PROVIDED PASSAGE:
╔══

Let's Kill Hitler is a confusing beast because it expects us to take it seriously as Moffat abuses time travel and retcons to try and make River Song's story make sense. The deep trauma Amy and Rory would suffer at losing their newborn daughter is explained away; "She was with them the whole time," he says, "She was the immature friend they had, so really they helped raise her after all!" The simple fact is that, not only is this callous, it doesn't even make sense. The Doctor's personality changes drastically even across one life, and yet we're meant to believe that River's brainwashing lasted two lifetimes, even when one of them saw her being raised as a human child in Leadworth. Her character bounces around so much in this one episode that the "surprise" at the end when she decides to sacrifice the rest of her regenerations to reverse The Doctor's poisoning feels hollow, and, along with the time-travelling vigilante team, puts a focus on Moffat's hero-worship of the Doctor over all other things.

╚══

GIVEN INSTRUCTION 1: From the records, print every line from the line with "chevron-down-icon[interactable]: ▼ bbox=[30, 95, 46, 105]" to the line with "chevron-right-icon[interactable]: ▸ bbox=[44, 455, 60, 466]", keeping each one unchanged.

DATA EXTRACT:

╔══

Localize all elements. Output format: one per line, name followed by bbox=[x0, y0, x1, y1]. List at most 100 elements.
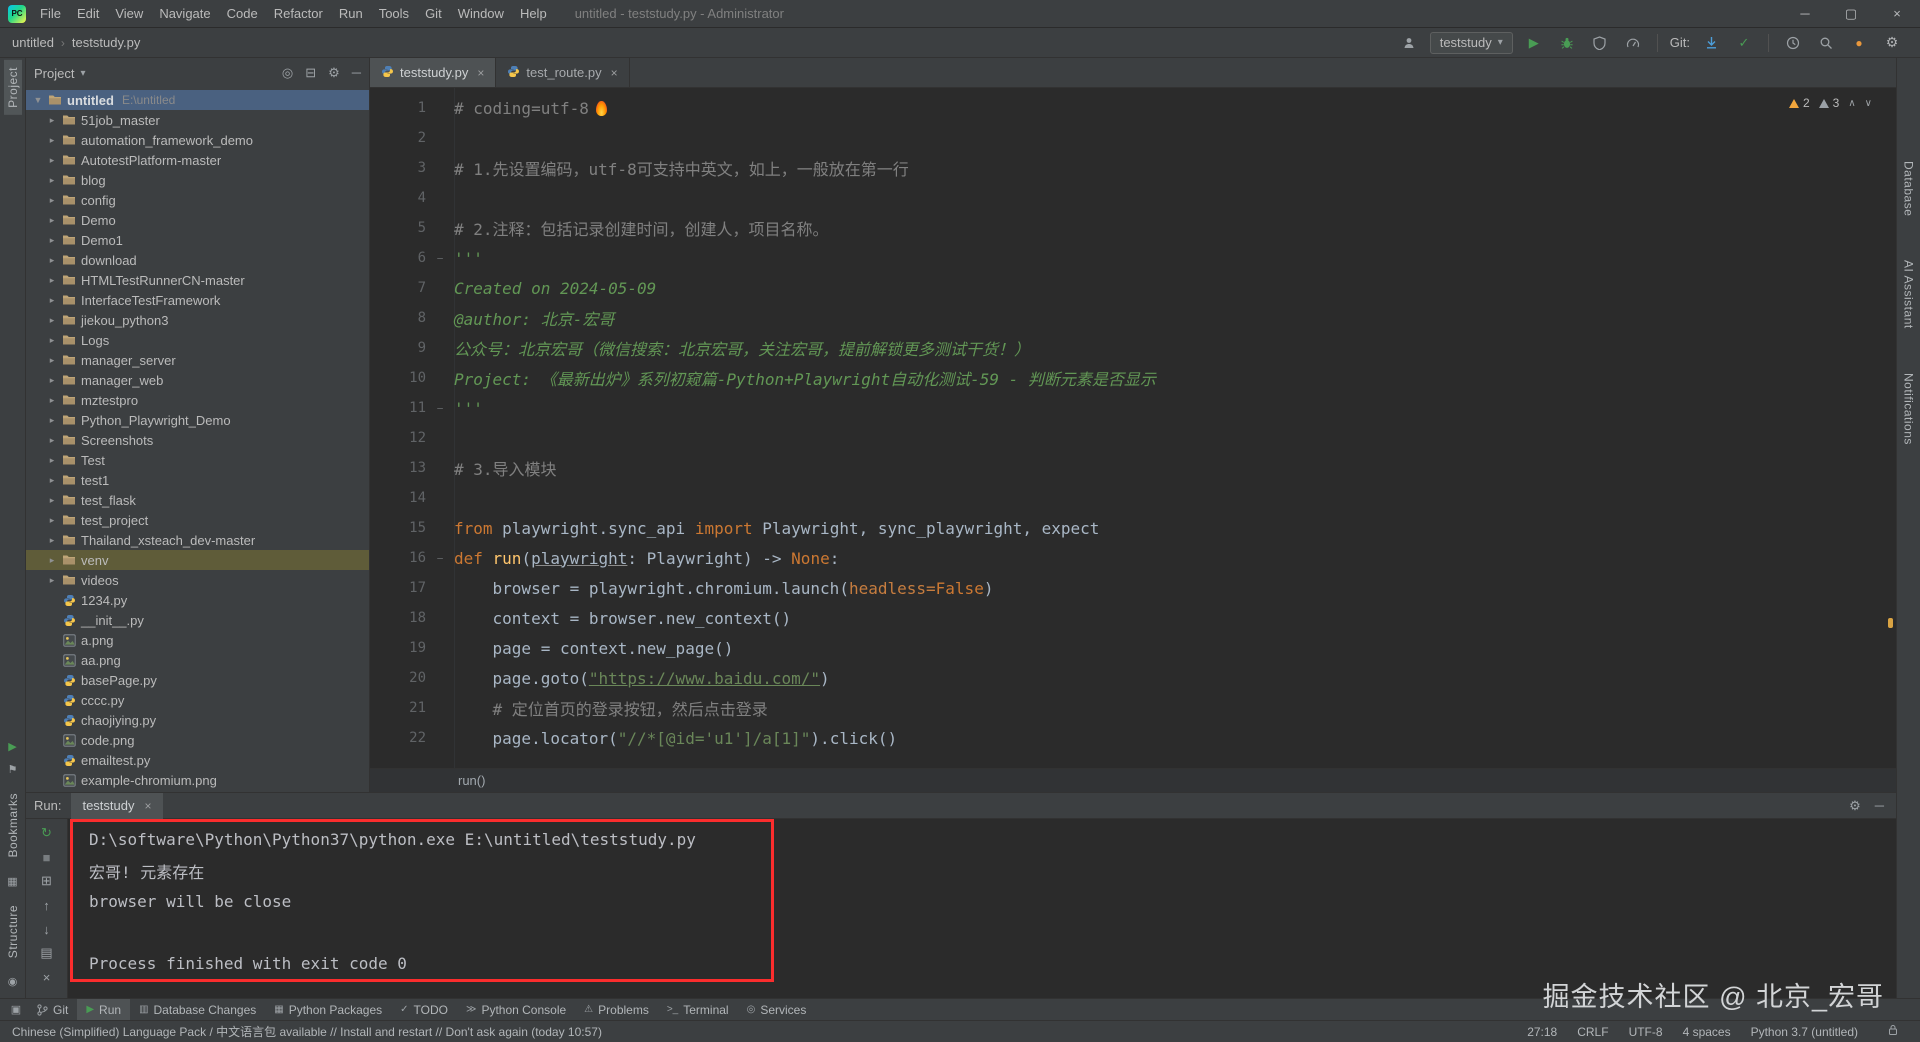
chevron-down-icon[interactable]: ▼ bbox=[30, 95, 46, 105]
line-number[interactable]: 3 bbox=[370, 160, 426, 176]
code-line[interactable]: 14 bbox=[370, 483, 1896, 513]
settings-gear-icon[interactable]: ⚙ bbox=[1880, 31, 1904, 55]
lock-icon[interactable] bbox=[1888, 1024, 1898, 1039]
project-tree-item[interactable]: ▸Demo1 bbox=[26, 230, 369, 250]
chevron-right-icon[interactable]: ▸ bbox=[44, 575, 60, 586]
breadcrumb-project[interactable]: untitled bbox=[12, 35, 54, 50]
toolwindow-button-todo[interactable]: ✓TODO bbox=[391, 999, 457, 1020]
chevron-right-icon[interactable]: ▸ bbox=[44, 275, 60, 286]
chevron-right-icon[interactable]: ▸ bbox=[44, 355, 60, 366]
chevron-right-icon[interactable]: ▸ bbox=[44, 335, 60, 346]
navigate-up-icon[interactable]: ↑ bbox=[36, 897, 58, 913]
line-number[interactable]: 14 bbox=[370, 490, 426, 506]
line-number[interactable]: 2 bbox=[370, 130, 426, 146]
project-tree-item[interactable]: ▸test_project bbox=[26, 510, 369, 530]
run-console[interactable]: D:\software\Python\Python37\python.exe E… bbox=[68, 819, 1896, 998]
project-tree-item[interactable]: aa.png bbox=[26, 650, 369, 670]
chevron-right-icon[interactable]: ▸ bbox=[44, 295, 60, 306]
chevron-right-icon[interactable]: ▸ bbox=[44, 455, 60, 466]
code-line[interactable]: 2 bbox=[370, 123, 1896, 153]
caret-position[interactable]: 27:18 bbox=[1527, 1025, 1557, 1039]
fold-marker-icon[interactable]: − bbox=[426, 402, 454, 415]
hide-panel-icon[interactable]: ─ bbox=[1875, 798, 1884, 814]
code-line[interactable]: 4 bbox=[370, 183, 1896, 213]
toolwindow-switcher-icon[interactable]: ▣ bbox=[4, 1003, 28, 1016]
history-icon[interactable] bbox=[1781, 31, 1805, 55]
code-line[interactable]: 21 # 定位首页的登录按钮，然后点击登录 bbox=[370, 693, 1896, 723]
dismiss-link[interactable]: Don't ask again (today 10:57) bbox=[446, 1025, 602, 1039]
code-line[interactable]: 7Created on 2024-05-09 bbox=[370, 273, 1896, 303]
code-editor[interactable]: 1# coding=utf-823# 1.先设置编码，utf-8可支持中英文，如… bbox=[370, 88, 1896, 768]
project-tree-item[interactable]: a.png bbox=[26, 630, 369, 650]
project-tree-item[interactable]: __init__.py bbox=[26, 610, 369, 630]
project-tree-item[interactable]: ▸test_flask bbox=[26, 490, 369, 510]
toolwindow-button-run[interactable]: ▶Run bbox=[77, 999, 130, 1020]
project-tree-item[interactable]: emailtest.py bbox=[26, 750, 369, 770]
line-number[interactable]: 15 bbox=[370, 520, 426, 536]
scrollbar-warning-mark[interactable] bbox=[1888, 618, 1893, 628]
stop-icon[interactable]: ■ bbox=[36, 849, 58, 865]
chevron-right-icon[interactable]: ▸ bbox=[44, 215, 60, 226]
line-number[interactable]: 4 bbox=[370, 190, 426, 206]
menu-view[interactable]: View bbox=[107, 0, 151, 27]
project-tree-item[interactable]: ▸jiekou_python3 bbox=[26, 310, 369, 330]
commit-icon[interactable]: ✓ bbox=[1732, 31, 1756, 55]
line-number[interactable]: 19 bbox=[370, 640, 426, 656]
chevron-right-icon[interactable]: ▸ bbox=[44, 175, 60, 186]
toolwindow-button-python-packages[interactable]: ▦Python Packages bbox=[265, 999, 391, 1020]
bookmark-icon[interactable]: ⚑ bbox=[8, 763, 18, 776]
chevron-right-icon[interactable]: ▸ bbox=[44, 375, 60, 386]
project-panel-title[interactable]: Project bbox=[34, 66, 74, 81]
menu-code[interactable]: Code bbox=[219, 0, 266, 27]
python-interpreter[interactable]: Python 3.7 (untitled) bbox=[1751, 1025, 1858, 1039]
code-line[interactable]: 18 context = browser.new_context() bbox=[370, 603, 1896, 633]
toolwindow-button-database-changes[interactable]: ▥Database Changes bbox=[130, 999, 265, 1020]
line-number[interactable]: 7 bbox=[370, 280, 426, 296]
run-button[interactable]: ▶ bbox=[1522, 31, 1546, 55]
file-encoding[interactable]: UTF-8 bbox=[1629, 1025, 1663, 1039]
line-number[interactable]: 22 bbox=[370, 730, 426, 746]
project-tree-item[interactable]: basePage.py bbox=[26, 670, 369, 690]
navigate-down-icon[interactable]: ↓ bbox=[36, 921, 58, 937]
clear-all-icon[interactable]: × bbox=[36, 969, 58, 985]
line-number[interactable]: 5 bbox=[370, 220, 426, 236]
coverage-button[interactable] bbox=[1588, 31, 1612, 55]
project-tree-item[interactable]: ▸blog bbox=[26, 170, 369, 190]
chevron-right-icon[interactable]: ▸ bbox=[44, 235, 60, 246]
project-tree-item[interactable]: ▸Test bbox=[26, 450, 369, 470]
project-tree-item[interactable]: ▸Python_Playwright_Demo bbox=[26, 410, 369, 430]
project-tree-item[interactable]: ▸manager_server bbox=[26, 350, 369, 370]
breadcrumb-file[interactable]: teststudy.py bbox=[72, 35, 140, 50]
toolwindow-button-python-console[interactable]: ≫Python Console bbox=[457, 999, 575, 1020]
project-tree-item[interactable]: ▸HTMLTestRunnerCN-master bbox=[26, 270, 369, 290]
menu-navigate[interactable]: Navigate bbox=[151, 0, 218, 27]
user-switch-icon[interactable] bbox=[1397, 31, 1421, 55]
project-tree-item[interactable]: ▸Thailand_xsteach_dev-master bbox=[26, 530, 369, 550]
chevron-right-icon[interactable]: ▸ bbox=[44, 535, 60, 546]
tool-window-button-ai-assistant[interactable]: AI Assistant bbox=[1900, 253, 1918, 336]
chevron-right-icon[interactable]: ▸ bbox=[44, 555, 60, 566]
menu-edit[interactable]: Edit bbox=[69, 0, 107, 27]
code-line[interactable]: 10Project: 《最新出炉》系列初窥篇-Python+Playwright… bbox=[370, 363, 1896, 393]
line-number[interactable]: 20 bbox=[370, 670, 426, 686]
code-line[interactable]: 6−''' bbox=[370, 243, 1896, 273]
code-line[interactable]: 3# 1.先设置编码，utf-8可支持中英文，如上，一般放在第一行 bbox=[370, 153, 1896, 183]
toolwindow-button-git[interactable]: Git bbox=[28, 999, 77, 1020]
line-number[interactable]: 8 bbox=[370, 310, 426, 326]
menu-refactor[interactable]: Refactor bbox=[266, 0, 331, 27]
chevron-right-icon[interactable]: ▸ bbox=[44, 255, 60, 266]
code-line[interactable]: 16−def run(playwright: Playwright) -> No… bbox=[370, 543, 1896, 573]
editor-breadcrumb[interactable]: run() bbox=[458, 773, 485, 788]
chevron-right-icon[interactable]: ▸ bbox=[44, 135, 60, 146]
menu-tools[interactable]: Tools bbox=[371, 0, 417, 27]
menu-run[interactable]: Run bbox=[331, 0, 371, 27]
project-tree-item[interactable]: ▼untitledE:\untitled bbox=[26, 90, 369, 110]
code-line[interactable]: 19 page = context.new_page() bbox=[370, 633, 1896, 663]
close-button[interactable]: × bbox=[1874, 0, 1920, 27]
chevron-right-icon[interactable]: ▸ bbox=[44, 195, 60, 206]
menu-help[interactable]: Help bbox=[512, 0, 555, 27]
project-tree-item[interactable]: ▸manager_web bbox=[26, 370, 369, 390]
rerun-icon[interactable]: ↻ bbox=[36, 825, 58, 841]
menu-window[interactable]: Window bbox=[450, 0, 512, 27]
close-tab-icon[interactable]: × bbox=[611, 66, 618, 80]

╚══

GIVEN INSTRUCTION 2: Write what comes next in the passage on the episode Let's Kill Hitler, starting after its last sentence.

WRITTEN RESPONSE 1:
chevron-down-icon[interactable]: ▼ bbox=[30, 95, 46, 105]
line-number[interactable]: 3 bbox=[370, 160, 426, 176]
code-line[interactable]: 14 bbox=[370, 483, 1896, 513]
settings-gear-icon[interactable]: ⚙ bbox=[1880, 31, 1904, 55]
lock-icon[interactable] bbox=[1888, 1024, 1898, 1039]
project-tree-item[interactable]: ▸Demo1 bbox=[26, 230, 369, 250]
chevron-right-icon[interactable]: ▸ bbox=[44, 575, 60, 586]
breadcrumb-project[interactable]: untitled bbox=[12, 35, 54, 50]
toolwindow-button-todo[interactable]: ✓TODO bbox=[391, 999, 457, 1020]
chevron-right-icon[interactable]: ▸ bbox=[44, 275, 60, 286]
chevron-right-icon[interactable]: ▸ bbox=[44, 355, 60, 366]
chevron-right-icon[interactable]: ▸ bbox=[44, 335, 60, 346]
navigate-up-icon[interactable]: ↑ bbox=[36, 897, 58, 913]
line-number[interactable]: 14 bbox=[370, 490, 426, 506]
line-number[interactable]: 2 bbox=[370, 130, 426, 146]
project-tree-item[interactable]: ▸test_project bbox=[26, 510, 369, 530]
run-console[interactable]: D:\software\Python\Python37\python.exe E… bbox=[68, 819, 1896, 998]
project-tree-item[interactable]: aa.png bbox=[26, 650, 369, 670]
chevron-right-icon[interactable]: ▸ bbox=[44, 295, 60, 306]
chevron-right-icon[interactable]: ▸ bbox=[44, 455, 60, 466]

WRITTEN RESPONSE 2:
Trying to mix this shambles of a main plot with the biggest sci-fi cliche of all time is a big no-no, as is the entire threat of the episode. You can't have the Doctor's death lingering over us from the premiere and then expect us to care that he might die now instead of then. We all know he isn't going to die, but Moffat just resist using this trope over and over. What we're left with is an episode that really serves no purpose beyond dropping the hint for the solution to this season's grand gambit. It doesn't even manage to be fun, because it all rings as insincere and childish, and with a deep lack of respect for those watching.
Honourable Mention: The Big Bang, where Moffat... retcons the Universe? I should have seen it coming.
That's the worst Series 6 episodes gone, which can only leave...
|The worst, most drawn-out regeneration. Even worse than the|
one before. Yes, that one.
Written by Steven Moffat
My review here from the time is really good, and talks about the plot.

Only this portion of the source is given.